## YOUR OBJECTIVE
Tally every line featuring "icon", then give that tally alone.

## RECORDS
+--

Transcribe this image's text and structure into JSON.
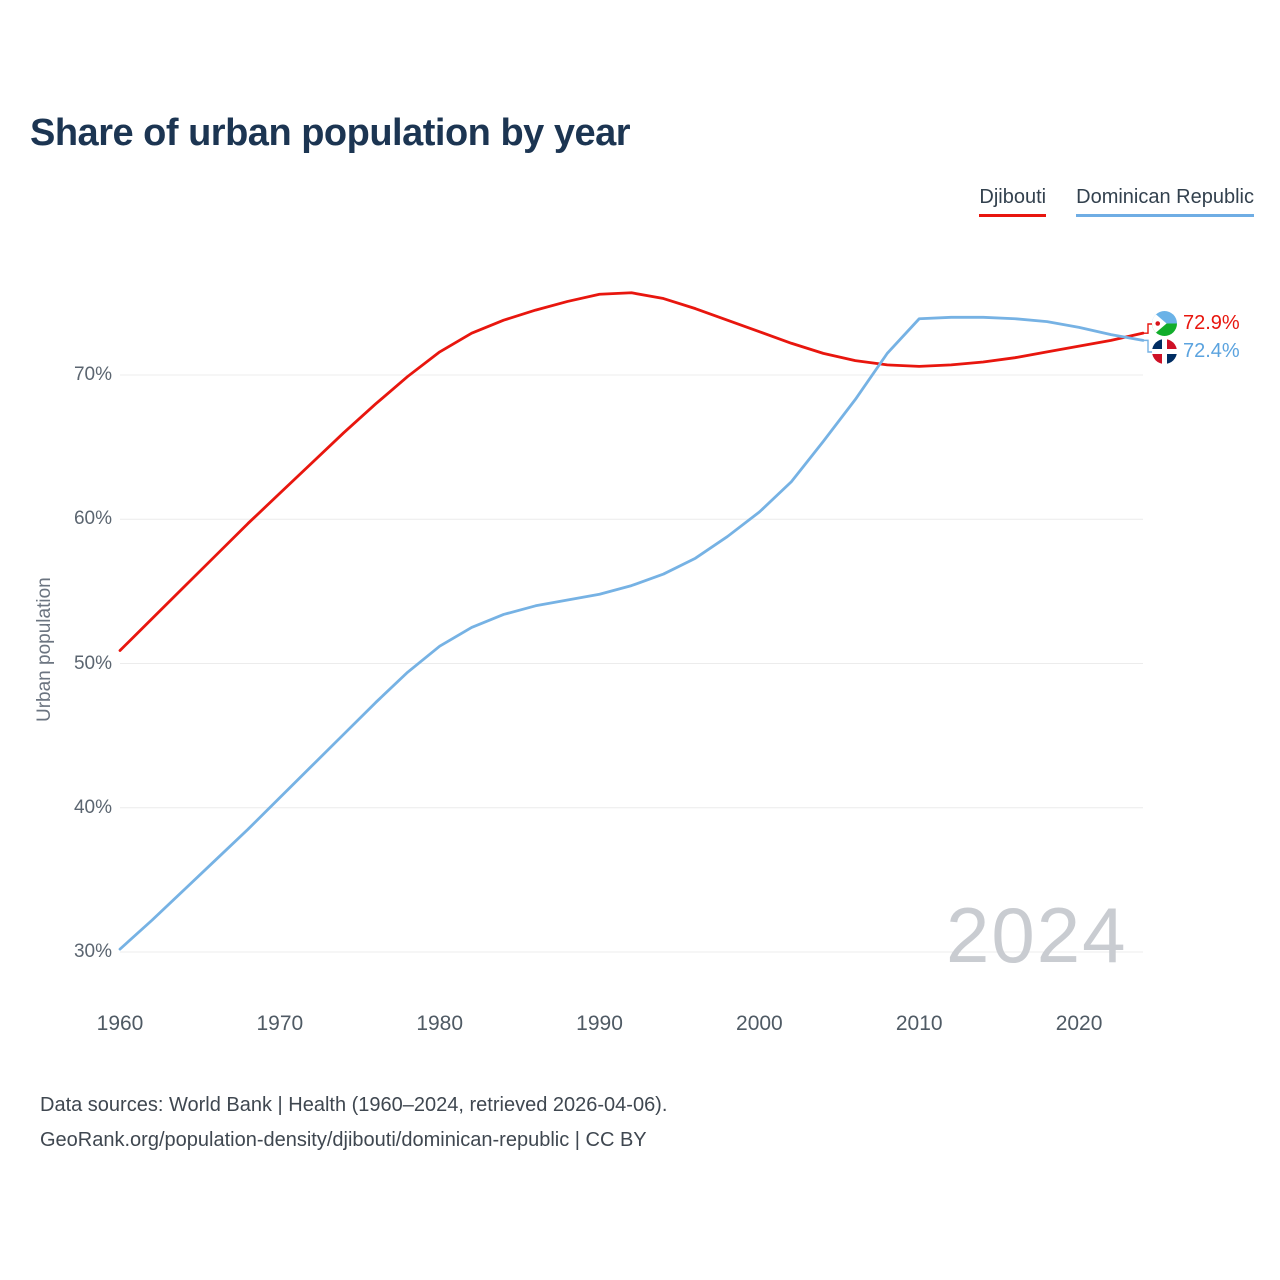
{
  "title": "Share of urban population by year",
  "legend": [
    {
      "label": "Djibouti",
      "color": "#e8160e"
    },
    {
      "label": "Dominican Republic",
      "color": "#6fade4"
    }
  ],
  "y_axis_title": "Urban population",
  "watermark": "2024",
  "end_labels": [
    {
      "series": "Djibouti",
      "value": "72.9%",
      "flag_icon": "djibouti-flag-icon",
      "color": "#e8160e"
    },
    {
      "series": "Dominican Republic",
      "value": "72.4%",
      "flag_icon": "dominican-republic-flag-icon",
      "color": "#5ba3df"
    }
  ],
  "footer": {
    "line1": "Data sources: World Bank | Health (1960–2024, retrieved 2026-04-06).",
    "line2": "GeoRank.org/population-density/djibouti/dominican-republic | CC BY"
  },
  "chart_data": {
    "type": "line",
    "title": "Share of urban population by year",
    "xlabel": "",
    "ylabel": "Urban population",
    "xlim": [
      1960,
      2024
    ],
    "ylim": [
      27,
      78
    ],
    "grid": true,
    "legend_position": "top-right",
    "xticks": [
      1960,
      1970,
      1980,
      1990,
      2000,
      2010,
      2020
    ],
    "yticks": [
      30,
      40,
      50,
      60,
      70
    ],
    "ytick_suffix": "%",
    "x": [
      1960,
      1962,
      1964,
      1966,
      1968,
      1970,
      1972,
      1974,
      1976,
      1978,
      1980,
      1982,
      1984,
      1986,
      1988,
      1990,
      1992,
      1994,
      1996,
      1998,
      2000,
      2002,
      2004,
      2006,
      2008,
      2010,
      2012,
      2014,
      2016,
      2018,
      2020,
      2022,
      2024
    ],
    "series": [
      {
        "name": "Djibouti",
        "color": "#e8160e",
        "values": [
          50.9,
          53.1,
          55.3,
          57.5,
          59.7,
          61.8,
          63.9,
          66.0,
          68.0,
          69.9,
          71.6,
          72.9,
          73.8,
          74.5,
          75.1,
          75.6,
          75.7,
          75.3,
          74.6,
          73.8,
          73.0,
          72.2,
          71.5,
          71.0,
          70.7,
          70.6,
          70.7,
          70.9,
          71.2,
          71.6,
          72.0,
          72.4,
          72.9
        ]
      },
      {
        "name": "Dominican Republic",
        "color": "#76b2e4",
        "values": [
          30.2,
          32.2,
          34.3,
          36.4,
          38.5,
          40.7,
          42.9,
          45.1,
          47.3,
          49.4,
          51.2,
          52.5,
          53.4,
          54.0,
          54.4,
          54.8,
          55.4,
          56.2,
          57.3,
          58.8,
          60.5,
          62.6,
          65.4,
          68.3,
          71.5,
          73.9,
          74.0,
          74.0,
          73.9,
          73.7,
          73.3,
          72.8,
          72.4
        ]
      }
    ]
  }
}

+--

## FULL ANSWER
2